> **Data for processing**
↓
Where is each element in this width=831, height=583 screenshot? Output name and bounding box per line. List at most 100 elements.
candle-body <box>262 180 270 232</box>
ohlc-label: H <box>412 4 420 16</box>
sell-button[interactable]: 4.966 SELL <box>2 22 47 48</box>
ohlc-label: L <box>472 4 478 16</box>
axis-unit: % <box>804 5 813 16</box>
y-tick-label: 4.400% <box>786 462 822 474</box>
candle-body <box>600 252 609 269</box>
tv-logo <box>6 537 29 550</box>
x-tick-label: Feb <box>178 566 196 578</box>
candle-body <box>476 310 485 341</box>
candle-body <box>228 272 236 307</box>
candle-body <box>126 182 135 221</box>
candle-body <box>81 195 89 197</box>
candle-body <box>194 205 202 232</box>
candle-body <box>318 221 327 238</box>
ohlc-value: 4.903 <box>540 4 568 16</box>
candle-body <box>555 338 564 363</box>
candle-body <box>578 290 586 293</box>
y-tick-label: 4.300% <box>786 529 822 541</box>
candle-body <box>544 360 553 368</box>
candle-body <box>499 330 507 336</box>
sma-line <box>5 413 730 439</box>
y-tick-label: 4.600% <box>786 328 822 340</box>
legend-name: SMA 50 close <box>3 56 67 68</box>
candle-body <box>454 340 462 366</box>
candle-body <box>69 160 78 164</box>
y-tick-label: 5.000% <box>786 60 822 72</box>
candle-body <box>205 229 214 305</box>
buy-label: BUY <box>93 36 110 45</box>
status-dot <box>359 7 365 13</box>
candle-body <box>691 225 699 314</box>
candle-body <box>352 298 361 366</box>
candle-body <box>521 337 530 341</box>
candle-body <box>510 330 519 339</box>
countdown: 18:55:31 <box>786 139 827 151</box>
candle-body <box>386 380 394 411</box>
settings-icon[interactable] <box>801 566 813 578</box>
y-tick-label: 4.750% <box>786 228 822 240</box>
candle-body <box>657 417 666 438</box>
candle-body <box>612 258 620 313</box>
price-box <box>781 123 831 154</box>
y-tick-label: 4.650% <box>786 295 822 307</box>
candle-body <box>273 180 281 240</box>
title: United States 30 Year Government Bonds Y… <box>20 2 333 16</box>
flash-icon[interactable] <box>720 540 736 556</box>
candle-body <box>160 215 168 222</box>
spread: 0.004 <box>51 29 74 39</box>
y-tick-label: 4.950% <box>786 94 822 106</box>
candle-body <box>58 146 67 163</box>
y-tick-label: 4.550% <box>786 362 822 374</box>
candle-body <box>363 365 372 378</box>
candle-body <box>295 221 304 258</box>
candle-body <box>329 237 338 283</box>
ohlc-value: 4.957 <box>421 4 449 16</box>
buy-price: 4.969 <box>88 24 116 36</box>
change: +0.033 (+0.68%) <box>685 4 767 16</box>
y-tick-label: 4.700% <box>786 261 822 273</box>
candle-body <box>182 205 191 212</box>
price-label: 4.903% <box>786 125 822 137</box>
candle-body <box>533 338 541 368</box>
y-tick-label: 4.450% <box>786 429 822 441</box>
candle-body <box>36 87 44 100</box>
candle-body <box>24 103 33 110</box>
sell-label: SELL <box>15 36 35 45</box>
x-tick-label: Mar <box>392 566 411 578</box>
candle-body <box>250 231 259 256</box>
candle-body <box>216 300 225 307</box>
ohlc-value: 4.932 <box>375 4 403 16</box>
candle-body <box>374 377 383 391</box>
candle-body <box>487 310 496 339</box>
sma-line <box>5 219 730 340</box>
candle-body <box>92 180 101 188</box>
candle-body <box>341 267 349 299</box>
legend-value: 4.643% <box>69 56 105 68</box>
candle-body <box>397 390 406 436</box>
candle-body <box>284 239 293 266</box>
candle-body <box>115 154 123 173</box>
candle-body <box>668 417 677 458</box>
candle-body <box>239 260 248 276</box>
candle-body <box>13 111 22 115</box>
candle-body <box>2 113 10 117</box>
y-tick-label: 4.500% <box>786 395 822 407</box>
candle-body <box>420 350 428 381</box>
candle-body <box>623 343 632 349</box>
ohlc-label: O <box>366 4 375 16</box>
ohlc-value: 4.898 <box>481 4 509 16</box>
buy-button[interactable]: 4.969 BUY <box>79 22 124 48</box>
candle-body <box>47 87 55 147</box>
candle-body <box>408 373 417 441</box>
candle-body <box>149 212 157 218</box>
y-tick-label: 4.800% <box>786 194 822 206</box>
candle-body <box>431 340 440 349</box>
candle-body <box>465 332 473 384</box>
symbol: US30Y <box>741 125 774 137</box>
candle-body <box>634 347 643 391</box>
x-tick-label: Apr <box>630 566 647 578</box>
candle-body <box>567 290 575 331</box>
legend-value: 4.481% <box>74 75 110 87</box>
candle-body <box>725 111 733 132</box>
↑
> **Task statement**
Can you edit the lines above so that every "candle-body" reads "candlestick-body" and nothing else changes?

> **Solution below**
Where is each element in this width=831, height=583 screenshot? Output name and bounding box per line. List at most 100 elements.
candlestick-body <box>262 180 270 232</box>
ohlc-label: H <box>412 4 420 16</box>
sell-button[interactable]: 4.966 SELL <box>2 22 47 48</box>
ohlc-label: L <box>472 4 478 16</box>
axis-unit: % <box>804 5 813 16</box>
y-tick-label: 4.400% <box>786 462 822 474</box>
candlestick-body <box>600 252 609 269</box>
tv-logo <box>6 537 29 550</box>
x-tick-label: Feb <box>178 566 196 578</box>
candlestick-body <box>476 310 485 341</box>
candlestick-body <box>228 272 236 307</box>
candlestick-body <box>126 182 135 221</box>
candlestick-body <box>81 195 89 197</box>
candlestick-body <box>194 205 202 232</box>
candlestick-body <box>318 221 327 238</box>
ohlc-value: 4.903 <box>540 4 568 16</box>
candlestick-body <box>555 338 564 363</box>
candlestick-body <box>578 290 586 293</box>
y-tick-label: 4.300% <box>786 529 822 541</box>
candlestick-body <box>544 360 553 368</box>
candlestick-body <box>499 330 507 336</box>
sma-line <box>5 413 730 439</box>
y-tick-label: 4.600% <box>786 328 822 340</box>
legend-name: SMA 50 close <box>3 56 67 68</box>
candlestick-body <box>454 340 462 366</box>
candlestick-body <box>69 160 78 164</box>
y-tick-label: 5.000% <box>786 60 822 72</box>
candlestick-body <box>205 229 214 305</box>
buy-label: BUY <box>93 36 110 45</box>
status-dot <box>359 7 365 13</box>
candlestick-body <box>691 225 699 314</box>
candlestick-body <box>352 298 361 366</box>
candlestick-body <box>521 337 530 341</box>
candlestick-body <box>510 330 519 339</box>
countdown: 18:55:31 <box>786 139 827 151</box>
candlestick-body <box>386 380 394 411</box>
settings-icon[interactable] <box>801 566 813 578</box>
y-tick-label: 4.750% <box>786 228 822 240</box>
candlestick-body <box>657 417 666 438</box>
candlestick-body <box>612 258 620 313</box>
price-box <box>781 123 831 154</box>
y-tick-label: 4.650% <box>786 295 822 307</box>
candlestick-body <box>273 180 281 240</box>
title: United States 30 Year Government Bonds Y… <box>20 2 333 16</box>
flash-icon[interactable] <box>720 540 736 556</box>
candlestick-body <box>160 215 168 222</box>
spread: 0.004 <box>51 29 74 39</box>
y-tick-label: 4.950% <box>786 94 822 106</box>
candlestick-body <box>58 146 67 163</box>
y-tick-label: 4.550% <box>786 362 822 374</box>
candlestick-body <box>363 365 372 378</box>
candlestick-body <box>295 221 304 258</box>
candlestick-body <box>329 237 338 283</box>
ohlc-value: 4.957 <box>421 4 449 16</box>
buy-price: 4.969 <box>88 24 116 36</box>
change: +0.033 (+0.68%) <box>685 4 767 16</box>
y-tick-label: 4.700% <box>786 261 822 273</box>
candlestick-body <box>182 205 191 212</box>
price-label: 4.903% <box>786 125 822 137</box>
candlestick-body <box>533 338 541 368</box>
y-tick-label: 4.450% <box>786 429 822 441</box>
candlestick-body <box>36 87 44 100</box>
candlestick-body <box>24 103 33 110</box>
sell-label: SELL <box>15 36 35 45</box>
x-tick-label: Mar <box>392 566 411 578</box>
candlestick-body <box>250 231 259 256</box>
candlestick-body <box>216 300 225 307</box>
ohlc-value: 4.932 <box>375 4 403 16</box>
candlestick-body <box>374 377 383 391</box>
candlestick-body <box>487 310 496 339</box>
sma-line <box>5 219 730 340</box>
candlestick-body <box>92 180 101 188</box>
candlestick-body <box>341 267 349 299</box>
legend-value: 4.643% <box>69 56 105 68</box>
candlestick-body <box>397 390 406 436</box>
candlestick-body <box>284 239 293 266</box>
candlestick-body <box>115 154 123 173</box>
candlestick-body <box>668 417 677 458</box>
candlestick-body <box>239 260 248 276</box>
candlestick-body <box>13 111 22 115</box>
candlestick-body <box>2 113 10 117</box>
y-tick-label: 4.500% <box>786 395 822 407</box>
candlestick-body <box>420 350 428 381</box>
candlestick-body <box>623 343 632 349</box>
ohlc-label: O <box>366 4 375 16</box>
ohlc-value: 4.898 <box>481 4 509 16</box>
buy-button[interactable]: 4.969 BUY <box>79 22 124 48</box>
candlestick-body <box>47 87 55 147</box>
candlestick-body <box>408 373 417 441</box>
candlestick-body <box>149 212 157 218</box>
y-tick-label: 4.800% <box>786 194 822 206</box>
candlestick-body <box>431 340 440 349</box>
candlestick-body <box>465 332 473 384</box>
symbol: US30Y <box>741 125 774 137</box>
candlestick-body <box>634 347 643 391</box>
x-tick-label: Apr <box>630 566 647 578</box>
candlestick-body <box>567 290 575 331</box>
legend-value: 4.481% <box>74 75 110 87</box>
candlestick-body <box>725 111 733 132</box>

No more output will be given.